══ RECORDS FOR THIS EXERCISE ══
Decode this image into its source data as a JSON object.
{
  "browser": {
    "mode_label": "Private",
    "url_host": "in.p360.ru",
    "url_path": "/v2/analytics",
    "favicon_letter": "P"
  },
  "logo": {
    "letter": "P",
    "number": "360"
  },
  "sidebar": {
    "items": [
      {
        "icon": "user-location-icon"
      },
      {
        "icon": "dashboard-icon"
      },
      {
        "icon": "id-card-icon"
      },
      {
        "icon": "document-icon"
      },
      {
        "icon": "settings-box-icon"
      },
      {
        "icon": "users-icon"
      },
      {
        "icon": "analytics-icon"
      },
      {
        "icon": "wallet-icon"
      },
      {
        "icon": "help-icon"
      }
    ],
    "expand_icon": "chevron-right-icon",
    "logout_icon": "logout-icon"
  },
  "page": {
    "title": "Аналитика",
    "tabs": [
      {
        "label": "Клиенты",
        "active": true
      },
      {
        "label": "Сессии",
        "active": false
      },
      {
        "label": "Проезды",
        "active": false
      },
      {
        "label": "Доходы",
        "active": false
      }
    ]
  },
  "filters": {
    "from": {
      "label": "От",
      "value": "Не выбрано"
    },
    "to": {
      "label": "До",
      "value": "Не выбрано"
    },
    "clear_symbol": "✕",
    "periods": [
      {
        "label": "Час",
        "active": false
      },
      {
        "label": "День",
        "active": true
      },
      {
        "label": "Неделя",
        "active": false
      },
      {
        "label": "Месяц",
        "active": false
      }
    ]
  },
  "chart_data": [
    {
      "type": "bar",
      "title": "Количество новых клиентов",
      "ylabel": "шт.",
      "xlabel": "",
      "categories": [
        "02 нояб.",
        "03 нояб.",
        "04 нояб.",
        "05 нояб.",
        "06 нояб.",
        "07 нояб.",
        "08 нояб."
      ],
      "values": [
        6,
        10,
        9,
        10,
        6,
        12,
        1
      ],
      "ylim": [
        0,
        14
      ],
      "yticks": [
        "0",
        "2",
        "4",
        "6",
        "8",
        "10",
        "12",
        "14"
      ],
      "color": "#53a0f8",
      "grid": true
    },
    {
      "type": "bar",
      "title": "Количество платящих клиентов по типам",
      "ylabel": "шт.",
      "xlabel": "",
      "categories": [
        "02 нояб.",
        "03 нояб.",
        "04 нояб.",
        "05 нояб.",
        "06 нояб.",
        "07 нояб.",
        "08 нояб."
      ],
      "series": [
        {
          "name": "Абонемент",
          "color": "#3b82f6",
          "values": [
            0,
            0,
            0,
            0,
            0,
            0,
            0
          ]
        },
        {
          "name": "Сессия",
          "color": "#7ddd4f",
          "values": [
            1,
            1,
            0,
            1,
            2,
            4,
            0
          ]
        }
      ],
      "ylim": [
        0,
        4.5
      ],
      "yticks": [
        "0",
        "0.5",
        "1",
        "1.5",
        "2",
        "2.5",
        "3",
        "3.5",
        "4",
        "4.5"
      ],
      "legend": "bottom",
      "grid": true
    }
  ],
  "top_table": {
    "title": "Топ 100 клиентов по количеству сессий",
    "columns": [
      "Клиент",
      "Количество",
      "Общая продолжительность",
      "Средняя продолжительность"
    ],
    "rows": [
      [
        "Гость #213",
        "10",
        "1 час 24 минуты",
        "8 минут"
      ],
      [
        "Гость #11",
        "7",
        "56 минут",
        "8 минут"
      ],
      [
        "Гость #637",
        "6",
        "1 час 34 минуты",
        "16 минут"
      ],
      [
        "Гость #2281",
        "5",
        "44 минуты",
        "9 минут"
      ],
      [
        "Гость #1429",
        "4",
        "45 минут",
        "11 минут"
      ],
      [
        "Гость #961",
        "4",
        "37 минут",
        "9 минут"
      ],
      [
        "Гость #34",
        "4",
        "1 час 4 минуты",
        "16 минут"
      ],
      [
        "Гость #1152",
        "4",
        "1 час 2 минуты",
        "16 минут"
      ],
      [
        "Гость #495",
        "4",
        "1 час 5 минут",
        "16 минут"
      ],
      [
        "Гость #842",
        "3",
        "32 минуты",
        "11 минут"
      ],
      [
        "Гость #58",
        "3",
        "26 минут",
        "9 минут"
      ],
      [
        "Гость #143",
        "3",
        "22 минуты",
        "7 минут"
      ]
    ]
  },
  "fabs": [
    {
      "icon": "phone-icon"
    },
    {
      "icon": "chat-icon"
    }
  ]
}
═══
WHAT YOU SHOULD DO: Where does the word "минуты" appear? Return each line that holds it.

OUTPUT OF THE TASK:
        "1 час 24 минуты",
        "1 час 34 минуты",
        "44 минуты",
        "1 час 4 минуты",
        "1 час 2 минуты",
        "32 минуты",
        "22 минуты",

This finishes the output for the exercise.